WHAT TO DO
Copy out every line of the data exactly.

Stored data
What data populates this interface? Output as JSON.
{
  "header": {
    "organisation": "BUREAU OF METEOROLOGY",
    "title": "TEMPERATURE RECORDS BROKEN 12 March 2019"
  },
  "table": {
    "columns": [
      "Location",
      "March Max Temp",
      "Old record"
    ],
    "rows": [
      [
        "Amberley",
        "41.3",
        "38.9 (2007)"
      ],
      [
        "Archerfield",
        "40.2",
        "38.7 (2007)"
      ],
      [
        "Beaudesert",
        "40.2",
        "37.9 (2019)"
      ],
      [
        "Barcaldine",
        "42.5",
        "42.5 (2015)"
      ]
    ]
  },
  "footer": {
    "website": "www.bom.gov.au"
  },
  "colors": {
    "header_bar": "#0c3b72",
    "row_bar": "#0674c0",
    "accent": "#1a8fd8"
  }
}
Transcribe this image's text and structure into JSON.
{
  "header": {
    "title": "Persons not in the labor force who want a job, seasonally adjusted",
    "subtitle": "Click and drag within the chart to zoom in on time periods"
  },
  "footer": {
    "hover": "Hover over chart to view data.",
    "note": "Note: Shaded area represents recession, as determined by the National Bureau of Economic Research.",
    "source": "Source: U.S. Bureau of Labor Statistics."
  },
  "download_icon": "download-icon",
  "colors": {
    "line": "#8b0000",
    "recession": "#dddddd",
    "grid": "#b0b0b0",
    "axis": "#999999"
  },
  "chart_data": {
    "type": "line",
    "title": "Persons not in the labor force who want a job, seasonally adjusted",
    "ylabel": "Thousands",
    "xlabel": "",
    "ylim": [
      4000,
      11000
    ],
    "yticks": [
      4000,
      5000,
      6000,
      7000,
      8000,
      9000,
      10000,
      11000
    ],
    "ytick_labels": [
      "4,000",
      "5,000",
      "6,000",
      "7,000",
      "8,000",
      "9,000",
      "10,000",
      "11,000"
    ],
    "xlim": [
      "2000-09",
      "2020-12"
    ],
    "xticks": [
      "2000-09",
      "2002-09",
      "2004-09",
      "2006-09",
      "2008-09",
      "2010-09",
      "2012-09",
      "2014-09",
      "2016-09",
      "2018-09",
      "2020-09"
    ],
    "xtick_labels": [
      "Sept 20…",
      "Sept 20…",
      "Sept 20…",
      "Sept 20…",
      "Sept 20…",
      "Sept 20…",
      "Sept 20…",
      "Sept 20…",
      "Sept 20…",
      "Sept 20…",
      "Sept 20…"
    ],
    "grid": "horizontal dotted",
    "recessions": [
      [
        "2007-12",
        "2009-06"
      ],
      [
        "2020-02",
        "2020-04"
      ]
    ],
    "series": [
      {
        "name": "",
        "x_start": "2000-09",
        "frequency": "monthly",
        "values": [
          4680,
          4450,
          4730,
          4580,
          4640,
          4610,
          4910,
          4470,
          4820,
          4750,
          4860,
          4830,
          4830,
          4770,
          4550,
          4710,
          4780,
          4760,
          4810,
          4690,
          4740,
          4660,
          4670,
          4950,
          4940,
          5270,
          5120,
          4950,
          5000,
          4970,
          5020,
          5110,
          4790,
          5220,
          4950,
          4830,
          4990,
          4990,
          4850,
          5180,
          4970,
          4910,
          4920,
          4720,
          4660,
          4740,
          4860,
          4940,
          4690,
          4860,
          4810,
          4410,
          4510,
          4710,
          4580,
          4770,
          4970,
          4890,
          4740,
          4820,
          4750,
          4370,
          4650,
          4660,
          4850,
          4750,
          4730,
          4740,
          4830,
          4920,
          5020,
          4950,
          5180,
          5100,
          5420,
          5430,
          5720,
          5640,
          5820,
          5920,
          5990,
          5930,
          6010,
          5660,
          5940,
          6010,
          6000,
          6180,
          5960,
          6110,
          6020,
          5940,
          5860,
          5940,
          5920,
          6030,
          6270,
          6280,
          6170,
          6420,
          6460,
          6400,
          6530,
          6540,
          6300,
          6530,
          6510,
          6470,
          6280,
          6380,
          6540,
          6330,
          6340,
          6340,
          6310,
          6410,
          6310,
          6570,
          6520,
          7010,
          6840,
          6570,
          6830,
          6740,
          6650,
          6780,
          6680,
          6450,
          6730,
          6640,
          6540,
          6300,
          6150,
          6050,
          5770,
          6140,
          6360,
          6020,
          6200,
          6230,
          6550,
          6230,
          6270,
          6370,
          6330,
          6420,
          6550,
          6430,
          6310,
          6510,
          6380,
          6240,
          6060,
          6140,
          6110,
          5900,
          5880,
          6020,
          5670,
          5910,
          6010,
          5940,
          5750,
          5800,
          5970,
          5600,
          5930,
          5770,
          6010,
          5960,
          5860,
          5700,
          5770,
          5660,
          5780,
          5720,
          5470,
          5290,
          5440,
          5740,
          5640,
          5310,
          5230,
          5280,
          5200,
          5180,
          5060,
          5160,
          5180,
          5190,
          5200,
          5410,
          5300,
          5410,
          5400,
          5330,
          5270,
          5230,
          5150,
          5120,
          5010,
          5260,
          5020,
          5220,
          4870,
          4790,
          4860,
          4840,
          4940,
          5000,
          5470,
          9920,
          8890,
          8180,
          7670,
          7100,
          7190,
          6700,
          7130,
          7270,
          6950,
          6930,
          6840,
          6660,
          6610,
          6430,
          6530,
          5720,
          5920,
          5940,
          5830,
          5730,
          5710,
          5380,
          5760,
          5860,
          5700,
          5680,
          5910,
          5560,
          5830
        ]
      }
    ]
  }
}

SOLUTION TO THIS EXERCISE
What data populates this interface? Output as JSON.
{
  "header": {
    "organisation": "BUREAU OF METEOROLOGY",
    "title": "TEMPERATURE RECORDS BROKEN 12 March 2019"
  },
  "table": {
    "columns": [
      "Location",
      "March Max Temp",
      "Old record"
    ],
    "rows": [
      [
        "Amberley",
        "41.3",
        "38.9 (2007)"
      ],
      [
        "Archerfield",
        "40.2",
        "38.7 (2007)"
      ],
      [
        "Beaudesert",
        "40.2",
        "37.9 (2019)"
      ],
      [
        "Barcaldine",
        "42.5",
        "42.5 (2015)"
      ]
    ]
  },
  "footer": {
    "website": "www.bom.gov.au"
  },
  "colors": {
    "header_bar": "#0c3b72",
    "row_bar": "#0674c0",
    "accent": "#1a8fd8"
  }
}
Transcribe this image's text and structure into JSON.
{
  "header": {
    "title": "Persons not in the labor force who want a job, seasonally adjusted",
    "subtitle": "Click and drag within the chart to zoom in on time periods"
  },
  "footer": {
    "hover": "Hover over chart to view data.",
    "note": "Note: Shaded area represents recession, as determined by the National Bureau of Economic Research.",
    "source": "Source: U.S. Bureau of Labor Statistics."
  },
  "download_icon": "download-icon",
  "colors": {
    "line": "#8b0000",
    "recession": "#dddddd",
    "grid": "#b0b0b0",
    "axis": "#999999"
  },
  "chart_data": {
    "type": "line",
    "title": "Persons not in the labor force who want a job, seasonally adjusted",
    "ylabel": "Thousands",
    "xlabel": "",
    "ylim": [
      4000,
      11000
    ],
    "yticks": [
      4000,
      5000,
      6000,
      7000,
      8000,
      9000,
      10000,
      11000
    ],
    "ytick_labels": [
      "4,000",
      "5,000",
      "6,000",
      "7,000",
      "8,000",
      "9,000",
      "10,000",
      "11,000"
    ],
    "xlim": [
      "2000-09",
      "2020-12"
    ],
    "xticks": [
      "2000-09",
      "2002-09",
      "2004-09",
      "2006-09",
      "2008-09",
      "2010-09",
      "2012-09",
      "2014-09",
      "2016-09",
      "2018-09",
      "2020-09"
    ],
    "xtick_labels": [
      "Sept 20…",
      "Sept 20…",
      "Sept 20…",
      "Sept 20…",
      "Sept 20…",
      "Sept 20…",
      "Sept 20…",
      "Sept 20…",
      "Sept 20…",
      "Sept 20…",
      "Sept 20…"
    ],
    "grid": "horizontal dotted",
    "recessions": [
      [
        "2007-12",
        "2009-06"
      ],
      [
        "2020-02",
        "2020-04"
      ]
    ],
    "series": [
      {
        "name": "",
        "x_start": "2000-09",
        "frequency": "monthly",
        "values": [
          4680,
          4450,
          4730,
          4580,
          4640,
          4610,
          4910,
          4470,
          4820,
          4750,
          4860,
          4830,
          4830,
          4770,
          4550,
          4710,
          4780,
          4760,
          4810,
          4690,
          4740,
          4660,
          4670,
          4950,
          4940,
          5270,
          5120,
          4950,
          5000,
          4970,
          5020,
          5110,
          4790,
          5220,
          4950,
          4830,
          4990,
          4990,
          4850,
          5180,
          4970,
          4910,
          4920,
          4720,
          4660,
          4740,
          4860,
          4940,
          4690,
          4860,
          4810,
          4410,
          4510,
          4710,
          4580,
          4770,
          4970,
          4890,
          4740,
          4820,
          4750,
          4370,
          4650,
          4660,
          4850,
          4750,
          4730,
          4740,
          4830,
          4920,
          5020,
          4950,
          5180,
          5100,
          5420,
          5430,
          5720,
          5640,
          5820,
          5920,
          5990,
          5930,
          6010,
          5660,
          5940,
          6010,
          6000,
          6180,
          5960,
          6110,
          6020,
          5940,
          5860,
          5940,
          5920,
          6030,
          6270,
          6280,
          6170,
          6420,
          6460,
          6400,
          6530,
          6540,
          6300,
          6530,
          6510,
          6470,
          6280,
          6380,
          6540,
          6330,
          6340,
          6340,
          6310,
          6410,
          6310,
          6570,
          6520,
          7010,
          6840,
          6570,
          6830,
          6740,
          6650,
          6780,
          6680,
          6450,
          6730,
          6640,
          6540,
          6300,
          6150,
          6050,
          5770,
          6140,
          6360,
          6020,
          6200,
          6230,
          6550,
          6230,
          6270,
          6370,
          6330,
          6420,
          6550,
          6430,
          6310,
          6510,
          6380,
          6240,
          6060,
          6140,
          6110,
          5900,
          5880,
          6020,
          5670,
          5910,
          6010,
          5940,
          5750,
          5800,
          5970,
          5600,
          5930,
          5770,
          6010,
          5960,
          5860,
          5700,
          5770,
          5660,
          5780,
          5720,
          5470,
          5290,
          5440,
          5740,
          5640,
          5310,
          5230,
          5280,
          5200,
          5180,
          5060,
          5160,
          5180,
          5190,
          5200,
          5410,
          5300,
          5410,
          5400,
          5330,
          5270,
          5230,
          5150,
          5120,
          5010,
          5260,
          5020,
          5220,
          4870,
          4790,
          4860,
          4840,
          4940,
          5000,
          5470,
          9920,
          8890,
          8180,
          7670,
          7100,
          7190,
          6700,
          7130,
          7270,
          6950,
          6930,
          6840,
          6660,
          6610,
          6430,
          6530,
          5720,
          5920,
          5940,
          5830,
          5730,
          5710,
          5380,
          5760,
          5860,
          5700,
          5680,
          5910,
          5560,
          5830
        ]
      }
    ]
  }
}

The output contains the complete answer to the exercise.